- What needs to be done: Return a copy of every line in the records that includes the word "CAPENSIS".

Stored dataset items:
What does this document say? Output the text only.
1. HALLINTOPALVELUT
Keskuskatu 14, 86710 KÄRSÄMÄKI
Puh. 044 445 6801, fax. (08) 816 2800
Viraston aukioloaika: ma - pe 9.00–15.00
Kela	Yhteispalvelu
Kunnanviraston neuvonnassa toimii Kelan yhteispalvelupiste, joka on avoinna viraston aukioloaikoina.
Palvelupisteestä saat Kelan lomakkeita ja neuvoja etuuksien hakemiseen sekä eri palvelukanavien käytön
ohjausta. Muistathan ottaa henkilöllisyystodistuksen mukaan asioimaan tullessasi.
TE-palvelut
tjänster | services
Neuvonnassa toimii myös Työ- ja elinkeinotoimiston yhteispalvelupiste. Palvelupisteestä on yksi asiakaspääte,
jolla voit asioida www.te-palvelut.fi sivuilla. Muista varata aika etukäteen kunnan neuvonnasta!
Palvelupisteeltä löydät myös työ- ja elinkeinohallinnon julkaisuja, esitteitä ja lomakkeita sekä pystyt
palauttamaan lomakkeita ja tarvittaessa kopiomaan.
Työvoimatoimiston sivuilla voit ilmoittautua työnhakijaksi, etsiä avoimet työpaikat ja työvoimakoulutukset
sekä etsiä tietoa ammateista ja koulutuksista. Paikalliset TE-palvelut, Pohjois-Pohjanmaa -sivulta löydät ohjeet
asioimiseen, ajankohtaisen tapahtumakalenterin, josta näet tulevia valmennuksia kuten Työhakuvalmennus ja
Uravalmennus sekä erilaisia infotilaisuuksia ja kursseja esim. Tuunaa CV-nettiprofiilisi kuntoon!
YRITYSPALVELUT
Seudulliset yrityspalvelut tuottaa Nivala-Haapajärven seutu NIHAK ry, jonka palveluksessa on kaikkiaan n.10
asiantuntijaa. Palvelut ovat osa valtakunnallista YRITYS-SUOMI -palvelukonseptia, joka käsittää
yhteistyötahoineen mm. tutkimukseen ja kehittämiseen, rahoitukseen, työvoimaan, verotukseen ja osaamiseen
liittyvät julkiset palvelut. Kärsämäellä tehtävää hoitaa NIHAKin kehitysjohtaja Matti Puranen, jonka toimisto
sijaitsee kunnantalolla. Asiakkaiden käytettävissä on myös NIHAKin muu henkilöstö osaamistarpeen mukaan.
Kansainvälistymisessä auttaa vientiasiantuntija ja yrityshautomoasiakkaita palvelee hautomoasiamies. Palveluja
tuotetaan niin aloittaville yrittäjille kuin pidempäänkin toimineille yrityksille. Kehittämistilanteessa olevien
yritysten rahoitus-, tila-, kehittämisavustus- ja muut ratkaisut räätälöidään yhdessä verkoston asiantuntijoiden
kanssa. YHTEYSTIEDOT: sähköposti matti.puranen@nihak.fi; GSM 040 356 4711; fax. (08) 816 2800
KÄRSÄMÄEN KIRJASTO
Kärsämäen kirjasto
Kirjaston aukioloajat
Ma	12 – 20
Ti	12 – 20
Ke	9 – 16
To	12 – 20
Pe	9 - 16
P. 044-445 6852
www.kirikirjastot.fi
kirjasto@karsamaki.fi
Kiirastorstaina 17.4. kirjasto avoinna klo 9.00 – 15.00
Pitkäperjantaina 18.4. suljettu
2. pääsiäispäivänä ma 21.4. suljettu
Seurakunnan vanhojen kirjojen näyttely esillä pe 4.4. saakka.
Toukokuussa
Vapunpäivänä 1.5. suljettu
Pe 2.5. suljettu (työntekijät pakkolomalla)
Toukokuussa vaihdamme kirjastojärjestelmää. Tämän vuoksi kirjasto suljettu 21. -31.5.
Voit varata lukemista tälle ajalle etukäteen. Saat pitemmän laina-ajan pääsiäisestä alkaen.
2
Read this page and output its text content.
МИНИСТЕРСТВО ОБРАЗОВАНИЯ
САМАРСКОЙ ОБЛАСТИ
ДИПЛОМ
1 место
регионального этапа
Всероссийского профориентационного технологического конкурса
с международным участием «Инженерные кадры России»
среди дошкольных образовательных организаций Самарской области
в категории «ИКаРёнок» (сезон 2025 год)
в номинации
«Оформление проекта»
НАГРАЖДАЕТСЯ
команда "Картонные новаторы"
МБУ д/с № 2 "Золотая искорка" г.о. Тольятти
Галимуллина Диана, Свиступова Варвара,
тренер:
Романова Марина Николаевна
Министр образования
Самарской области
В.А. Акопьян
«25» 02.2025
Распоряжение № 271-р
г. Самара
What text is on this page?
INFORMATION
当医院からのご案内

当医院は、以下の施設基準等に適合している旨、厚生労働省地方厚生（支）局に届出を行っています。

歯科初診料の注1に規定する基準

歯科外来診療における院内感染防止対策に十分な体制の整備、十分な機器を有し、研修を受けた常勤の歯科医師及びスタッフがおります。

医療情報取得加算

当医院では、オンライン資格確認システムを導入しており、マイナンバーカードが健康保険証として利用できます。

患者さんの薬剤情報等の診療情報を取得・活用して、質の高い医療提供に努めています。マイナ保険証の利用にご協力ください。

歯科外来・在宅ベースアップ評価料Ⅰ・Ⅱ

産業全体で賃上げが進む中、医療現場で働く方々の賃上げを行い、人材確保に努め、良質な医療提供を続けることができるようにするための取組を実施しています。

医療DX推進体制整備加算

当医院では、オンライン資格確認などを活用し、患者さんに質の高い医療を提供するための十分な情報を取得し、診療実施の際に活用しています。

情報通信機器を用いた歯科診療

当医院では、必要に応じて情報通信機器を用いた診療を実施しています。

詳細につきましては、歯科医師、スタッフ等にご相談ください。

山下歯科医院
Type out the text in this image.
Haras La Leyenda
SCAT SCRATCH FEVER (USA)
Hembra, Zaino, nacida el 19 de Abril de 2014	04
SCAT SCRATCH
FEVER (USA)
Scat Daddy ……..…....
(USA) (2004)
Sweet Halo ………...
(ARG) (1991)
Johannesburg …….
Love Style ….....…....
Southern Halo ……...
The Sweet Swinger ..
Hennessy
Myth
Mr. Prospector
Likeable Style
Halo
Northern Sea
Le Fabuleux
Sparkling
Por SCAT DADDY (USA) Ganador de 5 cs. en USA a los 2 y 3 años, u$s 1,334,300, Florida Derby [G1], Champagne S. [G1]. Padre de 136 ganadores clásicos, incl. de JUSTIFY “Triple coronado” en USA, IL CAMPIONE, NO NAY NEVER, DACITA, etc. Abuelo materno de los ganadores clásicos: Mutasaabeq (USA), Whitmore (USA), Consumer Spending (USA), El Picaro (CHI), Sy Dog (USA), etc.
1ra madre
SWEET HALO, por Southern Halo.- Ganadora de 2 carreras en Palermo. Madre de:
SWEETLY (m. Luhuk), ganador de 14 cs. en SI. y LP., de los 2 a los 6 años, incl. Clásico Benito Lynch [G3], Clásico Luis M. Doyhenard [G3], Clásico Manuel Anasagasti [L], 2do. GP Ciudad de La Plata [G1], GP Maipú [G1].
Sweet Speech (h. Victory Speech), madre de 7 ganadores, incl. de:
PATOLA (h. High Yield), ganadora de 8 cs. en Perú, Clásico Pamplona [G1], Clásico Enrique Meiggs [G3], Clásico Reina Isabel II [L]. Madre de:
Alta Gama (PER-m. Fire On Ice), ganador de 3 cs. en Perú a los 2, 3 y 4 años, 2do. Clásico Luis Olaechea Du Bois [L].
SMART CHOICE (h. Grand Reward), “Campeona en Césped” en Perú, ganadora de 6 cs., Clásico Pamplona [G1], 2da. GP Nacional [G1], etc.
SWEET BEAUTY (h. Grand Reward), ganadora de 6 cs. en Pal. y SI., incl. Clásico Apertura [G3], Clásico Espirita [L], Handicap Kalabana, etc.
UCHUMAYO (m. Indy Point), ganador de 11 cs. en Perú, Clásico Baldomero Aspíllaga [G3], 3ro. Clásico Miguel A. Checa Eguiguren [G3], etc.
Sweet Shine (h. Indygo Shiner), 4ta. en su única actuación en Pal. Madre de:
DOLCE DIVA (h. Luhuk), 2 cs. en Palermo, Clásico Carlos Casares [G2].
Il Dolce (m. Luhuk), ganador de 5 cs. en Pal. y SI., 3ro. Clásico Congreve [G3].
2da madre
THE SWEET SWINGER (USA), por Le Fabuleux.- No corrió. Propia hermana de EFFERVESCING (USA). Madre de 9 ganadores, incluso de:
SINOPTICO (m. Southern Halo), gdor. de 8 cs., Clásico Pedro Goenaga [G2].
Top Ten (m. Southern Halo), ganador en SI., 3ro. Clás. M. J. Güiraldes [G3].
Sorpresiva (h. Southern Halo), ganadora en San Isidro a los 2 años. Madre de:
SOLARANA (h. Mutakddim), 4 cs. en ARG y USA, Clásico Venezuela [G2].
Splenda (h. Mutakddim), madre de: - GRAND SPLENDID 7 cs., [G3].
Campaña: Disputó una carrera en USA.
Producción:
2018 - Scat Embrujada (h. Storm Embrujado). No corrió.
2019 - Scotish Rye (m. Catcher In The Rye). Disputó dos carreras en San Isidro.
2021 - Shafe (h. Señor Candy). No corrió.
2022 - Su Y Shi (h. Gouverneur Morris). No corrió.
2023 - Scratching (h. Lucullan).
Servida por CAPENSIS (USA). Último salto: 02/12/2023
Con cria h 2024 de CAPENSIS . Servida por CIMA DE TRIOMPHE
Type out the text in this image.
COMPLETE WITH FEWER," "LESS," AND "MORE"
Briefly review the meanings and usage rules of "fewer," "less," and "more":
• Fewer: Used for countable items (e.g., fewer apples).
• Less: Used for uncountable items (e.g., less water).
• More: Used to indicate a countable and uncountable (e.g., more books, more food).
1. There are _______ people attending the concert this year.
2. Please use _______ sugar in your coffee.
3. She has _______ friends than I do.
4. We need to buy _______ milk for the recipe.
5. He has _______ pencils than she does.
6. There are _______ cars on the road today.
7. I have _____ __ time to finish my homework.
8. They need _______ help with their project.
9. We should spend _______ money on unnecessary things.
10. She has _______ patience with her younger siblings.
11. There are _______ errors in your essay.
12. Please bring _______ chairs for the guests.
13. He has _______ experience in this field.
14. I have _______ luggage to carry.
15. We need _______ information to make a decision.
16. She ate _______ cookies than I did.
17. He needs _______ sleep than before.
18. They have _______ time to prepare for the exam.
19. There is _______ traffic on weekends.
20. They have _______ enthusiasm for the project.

- Task answer:
Servida por CAPENSIS (USA). Último salto: 02/12/2023
Con cria h 2024 de CAPENSIS . Servida por CIMA DE TRIOMPHE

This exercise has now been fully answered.